ЧТО НУЖНО ВЫПОЛНИТЬ
[1] Какие два возгласа, согласно отрывку о «недо», одинаково громко раздаются в России?
[2] Пожалуйста, выпишите из отрывка о «недо» фрагмент, начиная со слов «НЕДО как  миросозерцание» и заканчивая словами «или даже  презрения.».

***** ЦИТИРУЕМЫЙ ОТРЫВОК

НЕДО как  миросозерцание и цивилизция.
Между  "не" и "до",  между  Востоком и Западом

Следует уточнить, что "недо" вовсе не сводится к множеству недостач и недоделок в материальной жизни, хотя и объясняет их системный характер. Недо обусловлено целостным характером культуры, которая положительно оценивает   материальные блага  и исторические завоевания цивилизации и одновременно дистанцируется от них, относится к ним с долей пренебрежения, равнодушия или даже  презрения.

Такоe двойственное отношение к позитивным основам цивилизации: труду, успеху, богатству, здоровью, житейскому благополучию, экономическому и техническому прогрессу, - может свидетельствовать об особом типе религиозного мироощущения.  Если Запад развил  интуицию религиозного оправдания земного мира, общества, политики, ремесел и профессий, истории, культуры, а Восток развил  интуицию их отрицания, то в России постепенно развилась сложная, парадоксальная интуиция одновременного утверждения и отрицания позитивного мира. Здесь одинаково громко раздается и западное бодрое, социально жизнестроительное  "надо, надо, надо!", и восточное отрешенное, религиозно разоблачительное: "не то, не то, не то". Русское "недо" отзывается и тем, и другим, в нем равно слышится и "надо" и "не то", с разногласием в одну только букву.  Здесь страстно, лихорадочно, неистово конструируют мир позитивных форм - политики, истории,  экономики, культуры - и его же неустанно "деконструируют", демонстрируют его условность, лишность, ненужность, обветшалость...

**********
***** ВЫДЕРЖКИ ИЗ ЗАПИСЕЙ

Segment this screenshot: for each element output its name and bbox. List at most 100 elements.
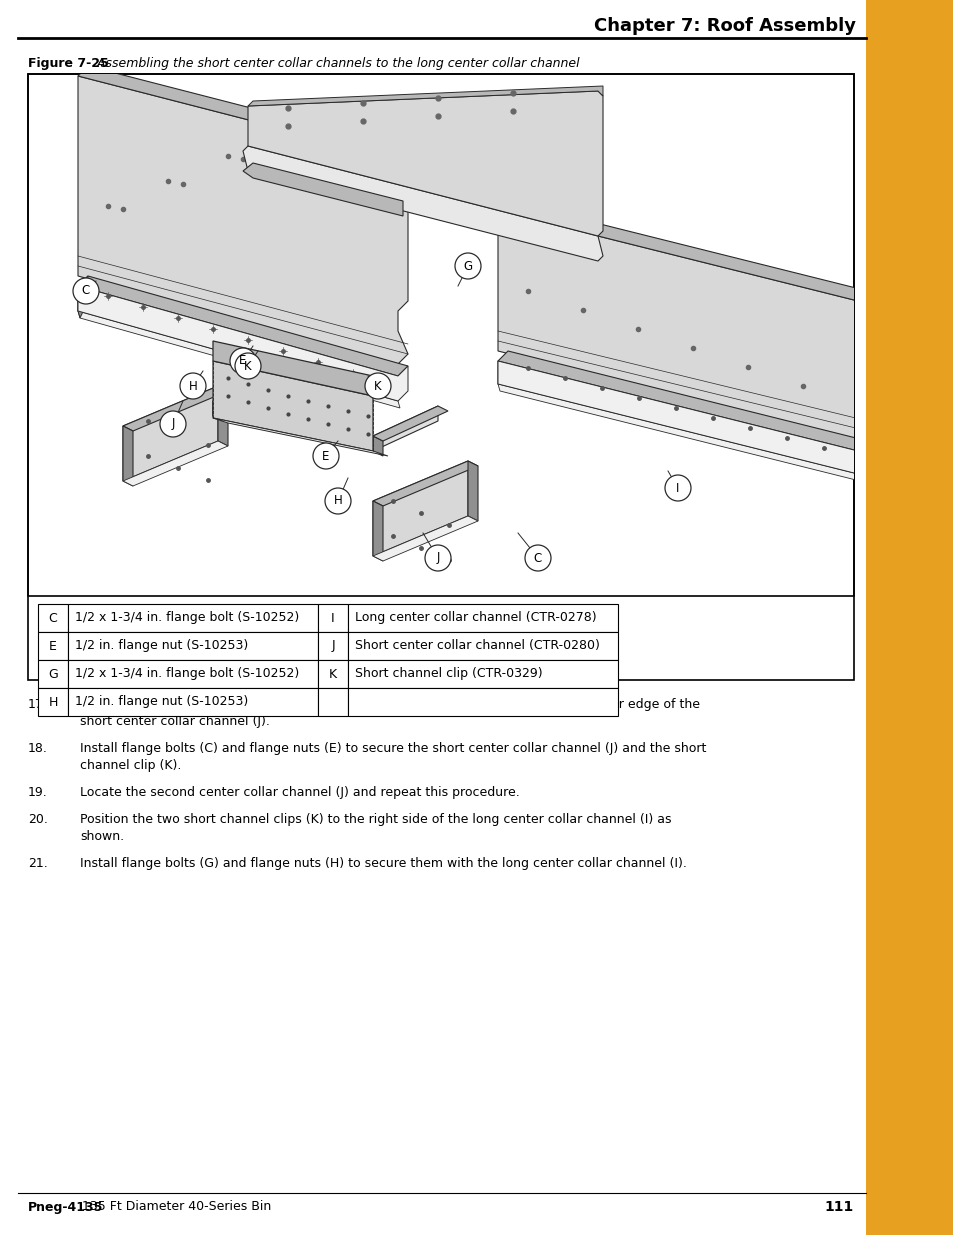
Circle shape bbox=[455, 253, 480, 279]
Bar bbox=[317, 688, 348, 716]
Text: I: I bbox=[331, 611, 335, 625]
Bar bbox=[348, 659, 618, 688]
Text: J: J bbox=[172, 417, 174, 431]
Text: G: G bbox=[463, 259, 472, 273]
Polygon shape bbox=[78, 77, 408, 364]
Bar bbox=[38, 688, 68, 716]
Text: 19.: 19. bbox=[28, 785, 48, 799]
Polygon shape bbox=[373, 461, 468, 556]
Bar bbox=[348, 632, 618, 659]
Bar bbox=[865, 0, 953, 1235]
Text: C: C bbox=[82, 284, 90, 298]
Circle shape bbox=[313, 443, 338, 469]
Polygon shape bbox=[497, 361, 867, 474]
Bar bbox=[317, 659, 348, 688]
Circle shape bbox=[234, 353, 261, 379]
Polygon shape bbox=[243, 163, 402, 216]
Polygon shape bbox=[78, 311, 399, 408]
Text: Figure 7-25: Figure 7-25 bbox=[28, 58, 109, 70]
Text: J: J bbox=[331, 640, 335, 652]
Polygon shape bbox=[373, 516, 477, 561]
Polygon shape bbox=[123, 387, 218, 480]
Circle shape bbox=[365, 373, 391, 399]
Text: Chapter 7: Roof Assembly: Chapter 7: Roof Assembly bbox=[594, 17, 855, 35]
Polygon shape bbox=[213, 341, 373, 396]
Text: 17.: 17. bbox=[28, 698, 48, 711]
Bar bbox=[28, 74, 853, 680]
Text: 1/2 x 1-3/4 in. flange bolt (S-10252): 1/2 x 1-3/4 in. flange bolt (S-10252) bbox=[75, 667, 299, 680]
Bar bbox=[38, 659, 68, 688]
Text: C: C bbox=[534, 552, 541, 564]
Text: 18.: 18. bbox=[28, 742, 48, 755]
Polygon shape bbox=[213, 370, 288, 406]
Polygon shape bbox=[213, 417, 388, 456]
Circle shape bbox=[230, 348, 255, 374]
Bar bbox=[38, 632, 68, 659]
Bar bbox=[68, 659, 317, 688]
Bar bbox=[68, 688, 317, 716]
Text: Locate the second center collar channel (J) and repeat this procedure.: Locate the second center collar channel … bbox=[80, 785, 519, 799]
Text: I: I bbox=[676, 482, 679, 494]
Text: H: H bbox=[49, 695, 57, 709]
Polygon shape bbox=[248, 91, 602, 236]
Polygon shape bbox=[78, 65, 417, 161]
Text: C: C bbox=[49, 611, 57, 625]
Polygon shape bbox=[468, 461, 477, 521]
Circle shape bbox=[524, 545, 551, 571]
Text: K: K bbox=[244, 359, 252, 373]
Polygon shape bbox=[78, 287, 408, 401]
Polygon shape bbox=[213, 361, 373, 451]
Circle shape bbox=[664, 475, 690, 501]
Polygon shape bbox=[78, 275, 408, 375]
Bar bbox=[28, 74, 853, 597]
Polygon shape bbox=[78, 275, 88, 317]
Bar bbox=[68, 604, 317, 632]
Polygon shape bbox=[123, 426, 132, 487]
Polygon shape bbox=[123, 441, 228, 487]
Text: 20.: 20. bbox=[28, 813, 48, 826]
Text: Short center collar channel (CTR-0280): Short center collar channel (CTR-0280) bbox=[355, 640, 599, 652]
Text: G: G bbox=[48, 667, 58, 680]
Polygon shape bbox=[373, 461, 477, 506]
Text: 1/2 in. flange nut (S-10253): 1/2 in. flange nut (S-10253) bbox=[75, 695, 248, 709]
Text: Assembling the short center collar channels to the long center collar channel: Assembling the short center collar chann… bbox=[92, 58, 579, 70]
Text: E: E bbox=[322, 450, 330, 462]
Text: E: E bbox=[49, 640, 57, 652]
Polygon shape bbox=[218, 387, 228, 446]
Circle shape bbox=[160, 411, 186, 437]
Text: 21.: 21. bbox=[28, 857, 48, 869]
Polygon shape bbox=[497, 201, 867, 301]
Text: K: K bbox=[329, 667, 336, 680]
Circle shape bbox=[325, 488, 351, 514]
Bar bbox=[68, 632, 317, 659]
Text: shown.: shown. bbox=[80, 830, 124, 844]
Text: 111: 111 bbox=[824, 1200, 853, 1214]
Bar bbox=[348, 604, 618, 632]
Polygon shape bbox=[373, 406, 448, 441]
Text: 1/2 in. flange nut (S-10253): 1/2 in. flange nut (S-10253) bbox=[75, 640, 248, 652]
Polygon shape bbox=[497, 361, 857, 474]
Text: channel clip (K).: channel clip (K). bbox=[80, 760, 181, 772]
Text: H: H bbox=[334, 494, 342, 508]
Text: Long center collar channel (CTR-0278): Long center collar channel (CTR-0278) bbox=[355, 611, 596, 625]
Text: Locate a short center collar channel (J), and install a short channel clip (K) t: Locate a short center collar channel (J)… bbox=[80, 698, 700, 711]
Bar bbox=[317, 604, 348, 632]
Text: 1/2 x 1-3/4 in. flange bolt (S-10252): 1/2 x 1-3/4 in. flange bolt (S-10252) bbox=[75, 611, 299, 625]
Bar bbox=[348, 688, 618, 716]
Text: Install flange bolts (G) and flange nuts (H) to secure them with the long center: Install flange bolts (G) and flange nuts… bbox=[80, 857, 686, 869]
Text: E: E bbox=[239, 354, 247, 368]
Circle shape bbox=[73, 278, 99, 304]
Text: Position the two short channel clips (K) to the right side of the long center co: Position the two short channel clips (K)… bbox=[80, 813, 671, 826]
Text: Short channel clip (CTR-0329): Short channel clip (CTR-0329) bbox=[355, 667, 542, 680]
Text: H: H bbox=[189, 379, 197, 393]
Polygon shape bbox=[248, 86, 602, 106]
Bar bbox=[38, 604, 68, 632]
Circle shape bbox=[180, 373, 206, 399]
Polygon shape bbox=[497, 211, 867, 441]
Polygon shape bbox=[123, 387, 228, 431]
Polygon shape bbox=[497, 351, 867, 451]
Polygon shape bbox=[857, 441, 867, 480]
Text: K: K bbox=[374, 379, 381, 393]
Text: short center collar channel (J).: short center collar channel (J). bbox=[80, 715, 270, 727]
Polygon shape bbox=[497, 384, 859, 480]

**********
***** ВЫДЕРЖКИ ИЗ ЗАПИСЕЙ

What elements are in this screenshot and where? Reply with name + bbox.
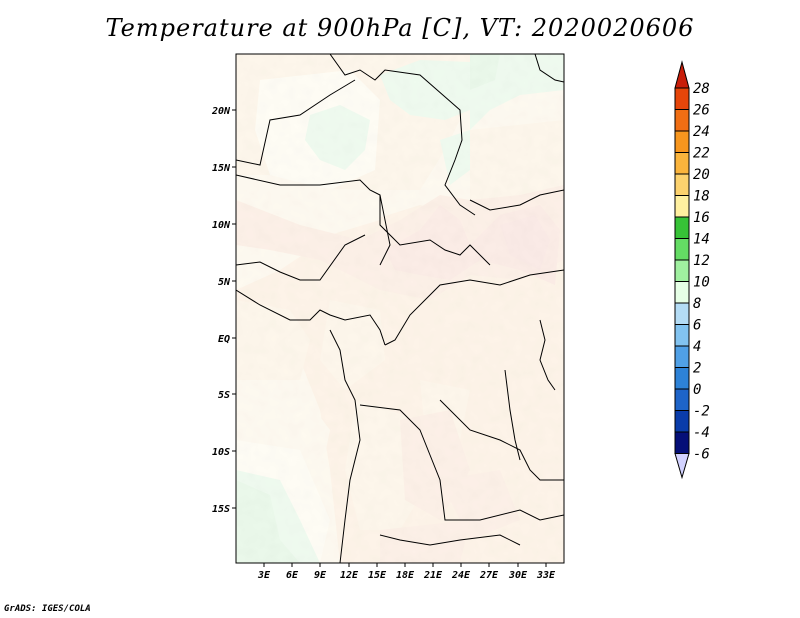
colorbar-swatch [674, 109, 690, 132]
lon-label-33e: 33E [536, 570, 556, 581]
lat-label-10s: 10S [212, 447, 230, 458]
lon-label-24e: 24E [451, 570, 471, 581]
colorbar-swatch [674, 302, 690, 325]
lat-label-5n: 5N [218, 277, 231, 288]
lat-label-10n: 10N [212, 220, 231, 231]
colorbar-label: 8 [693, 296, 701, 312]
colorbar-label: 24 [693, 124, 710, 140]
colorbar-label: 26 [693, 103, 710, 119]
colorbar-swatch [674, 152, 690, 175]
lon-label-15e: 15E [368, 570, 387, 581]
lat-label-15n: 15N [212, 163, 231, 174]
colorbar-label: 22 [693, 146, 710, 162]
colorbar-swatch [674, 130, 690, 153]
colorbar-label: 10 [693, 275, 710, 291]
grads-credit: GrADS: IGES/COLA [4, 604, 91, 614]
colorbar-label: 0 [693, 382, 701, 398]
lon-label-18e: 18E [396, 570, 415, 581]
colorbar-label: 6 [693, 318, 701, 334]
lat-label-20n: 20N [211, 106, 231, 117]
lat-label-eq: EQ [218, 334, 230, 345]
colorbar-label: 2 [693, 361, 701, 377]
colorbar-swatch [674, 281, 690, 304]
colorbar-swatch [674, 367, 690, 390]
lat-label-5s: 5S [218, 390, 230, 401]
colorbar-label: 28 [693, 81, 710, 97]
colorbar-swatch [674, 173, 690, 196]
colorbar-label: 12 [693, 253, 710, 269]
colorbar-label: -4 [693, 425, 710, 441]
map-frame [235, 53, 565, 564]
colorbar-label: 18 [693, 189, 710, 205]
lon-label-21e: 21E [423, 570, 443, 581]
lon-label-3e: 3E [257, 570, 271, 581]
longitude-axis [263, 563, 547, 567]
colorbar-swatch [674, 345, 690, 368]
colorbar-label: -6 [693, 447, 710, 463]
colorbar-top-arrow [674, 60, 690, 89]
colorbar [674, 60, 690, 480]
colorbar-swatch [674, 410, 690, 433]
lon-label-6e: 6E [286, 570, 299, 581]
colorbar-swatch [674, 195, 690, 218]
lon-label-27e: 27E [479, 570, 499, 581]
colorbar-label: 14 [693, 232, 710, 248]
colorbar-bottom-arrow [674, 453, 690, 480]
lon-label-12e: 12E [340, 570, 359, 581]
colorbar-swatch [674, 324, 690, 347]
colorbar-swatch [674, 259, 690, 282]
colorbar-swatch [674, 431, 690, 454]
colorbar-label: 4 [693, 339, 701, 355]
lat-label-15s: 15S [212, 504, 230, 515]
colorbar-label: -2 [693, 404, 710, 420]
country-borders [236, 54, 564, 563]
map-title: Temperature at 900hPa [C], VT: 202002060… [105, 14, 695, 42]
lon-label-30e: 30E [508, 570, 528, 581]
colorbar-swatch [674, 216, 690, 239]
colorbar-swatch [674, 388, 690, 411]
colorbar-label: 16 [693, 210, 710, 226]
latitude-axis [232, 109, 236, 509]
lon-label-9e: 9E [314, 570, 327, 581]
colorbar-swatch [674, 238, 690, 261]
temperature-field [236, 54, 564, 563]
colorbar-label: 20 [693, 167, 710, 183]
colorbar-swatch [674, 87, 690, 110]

**********
***** ВЫДЕРЖКИ ИЗ ЗАПИСЕЙ

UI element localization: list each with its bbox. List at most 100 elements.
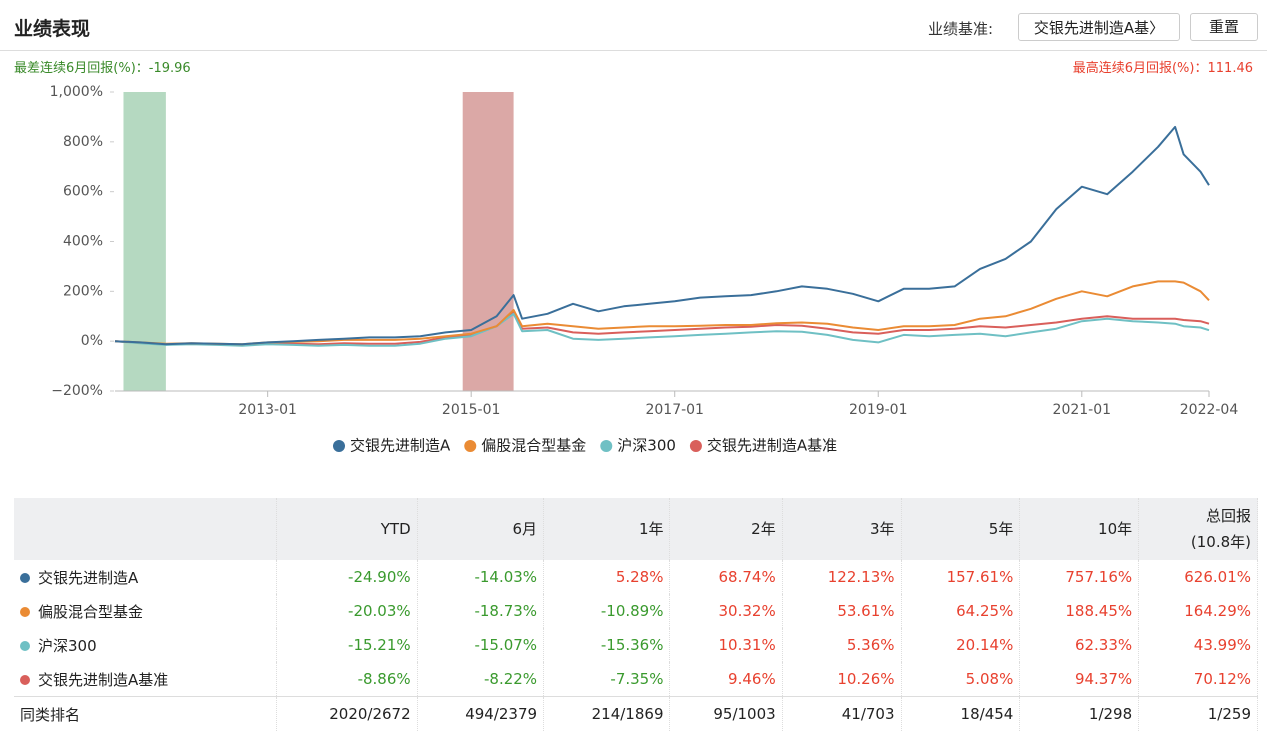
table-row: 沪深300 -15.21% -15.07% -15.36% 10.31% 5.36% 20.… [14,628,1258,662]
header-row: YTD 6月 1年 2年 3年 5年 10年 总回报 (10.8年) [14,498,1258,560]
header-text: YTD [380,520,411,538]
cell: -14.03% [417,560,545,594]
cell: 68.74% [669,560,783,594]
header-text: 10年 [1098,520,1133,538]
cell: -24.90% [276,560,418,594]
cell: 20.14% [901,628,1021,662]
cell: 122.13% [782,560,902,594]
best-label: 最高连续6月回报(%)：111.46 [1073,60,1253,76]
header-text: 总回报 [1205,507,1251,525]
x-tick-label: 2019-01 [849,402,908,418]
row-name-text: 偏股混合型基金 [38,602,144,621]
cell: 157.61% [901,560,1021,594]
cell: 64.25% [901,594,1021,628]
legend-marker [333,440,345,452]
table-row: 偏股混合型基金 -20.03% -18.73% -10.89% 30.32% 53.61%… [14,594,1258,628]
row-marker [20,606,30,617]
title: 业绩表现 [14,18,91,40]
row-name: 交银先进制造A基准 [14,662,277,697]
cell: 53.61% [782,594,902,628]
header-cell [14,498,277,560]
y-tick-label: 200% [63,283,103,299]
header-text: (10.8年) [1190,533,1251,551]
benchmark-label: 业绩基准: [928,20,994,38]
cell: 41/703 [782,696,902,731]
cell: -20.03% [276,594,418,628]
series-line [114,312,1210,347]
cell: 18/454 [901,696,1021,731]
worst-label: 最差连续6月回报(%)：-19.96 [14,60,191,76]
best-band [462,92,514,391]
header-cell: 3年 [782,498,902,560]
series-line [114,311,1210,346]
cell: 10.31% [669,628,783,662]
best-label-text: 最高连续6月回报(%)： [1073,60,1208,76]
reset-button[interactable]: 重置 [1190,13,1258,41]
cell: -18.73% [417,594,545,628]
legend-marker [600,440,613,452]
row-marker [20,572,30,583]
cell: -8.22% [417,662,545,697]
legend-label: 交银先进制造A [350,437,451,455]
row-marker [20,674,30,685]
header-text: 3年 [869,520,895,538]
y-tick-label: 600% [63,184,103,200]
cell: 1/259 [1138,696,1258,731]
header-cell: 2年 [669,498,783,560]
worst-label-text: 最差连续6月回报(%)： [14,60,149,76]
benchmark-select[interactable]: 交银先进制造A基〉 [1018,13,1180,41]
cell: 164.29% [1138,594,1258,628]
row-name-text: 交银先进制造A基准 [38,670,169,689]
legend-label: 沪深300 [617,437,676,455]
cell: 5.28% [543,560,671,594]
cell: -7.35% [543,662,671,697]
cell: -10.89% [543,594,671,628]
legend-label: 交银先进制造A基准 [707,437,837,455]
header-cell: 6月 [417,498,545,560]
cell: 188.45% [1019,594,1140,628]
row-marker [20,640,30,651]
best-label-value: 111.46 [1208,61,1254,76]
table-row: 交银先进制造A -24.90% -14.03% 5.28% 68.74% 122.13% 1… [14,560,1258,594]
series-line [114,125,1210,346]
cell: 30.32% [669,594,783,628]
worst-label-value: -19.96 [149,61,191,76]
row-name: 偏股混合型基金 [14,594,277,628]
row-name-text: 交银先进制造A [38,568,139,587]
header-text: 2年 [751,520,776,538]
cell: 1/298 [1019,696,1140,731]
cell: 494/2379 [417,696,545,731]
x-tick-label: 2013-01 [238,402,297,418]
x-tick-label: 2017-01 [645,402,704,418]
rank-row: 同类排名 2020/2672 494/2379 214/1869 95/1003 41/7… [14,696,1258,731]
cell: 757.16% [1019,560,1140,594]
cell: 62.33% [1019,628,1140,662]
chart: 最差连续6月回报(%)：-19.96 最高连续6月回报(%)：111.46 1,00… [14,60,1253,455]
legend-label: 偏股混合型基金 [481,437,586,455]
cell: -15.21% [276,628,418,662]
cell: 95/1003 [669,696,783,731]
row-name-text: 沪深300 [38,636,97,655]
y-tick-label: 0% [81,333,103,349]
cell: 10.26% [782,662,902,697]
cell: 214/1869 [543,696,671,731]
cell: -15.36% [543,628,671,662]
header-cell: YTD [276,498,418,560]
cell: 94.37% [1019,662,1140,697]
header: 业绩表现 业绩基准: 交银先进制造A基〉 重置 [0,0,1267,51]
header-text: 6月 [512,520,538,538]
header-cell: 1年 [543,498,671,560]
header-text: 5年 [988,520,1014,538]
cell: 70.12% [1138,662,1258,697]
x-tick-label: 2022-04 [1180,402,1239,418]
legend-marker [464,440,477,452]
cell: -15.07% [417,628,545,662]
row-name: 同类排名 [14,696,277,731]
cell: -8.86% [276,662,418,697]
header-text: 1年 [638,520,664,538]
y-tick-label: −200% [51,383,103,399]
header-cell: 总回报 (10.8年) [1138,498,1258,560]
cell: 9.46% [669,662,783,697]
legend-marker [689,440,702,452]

**********

ОТВЕТЫ К УПРАЖНЕНИЮ
[1] Западное «надо, надо, надо!» и восточное «не то, не то, не то».

[2]
НЕДО как  миросозерцание и цивилизция.
Между  "не" и "до",  между  Востоком и Западом

Следует уточнить, что "недо" вовсе не сводится к множеству недостач и недоделок в материальной жизни, хотя и объясняет их системный характер. Недо обусловлено целостным характером культуры, которая положительно оценивает   материальные блага  и исторические завоевания цивилизации и одновременно дистанцируется от них, относится к ним с долей пренебрежения, равнодушия или даже  презрения.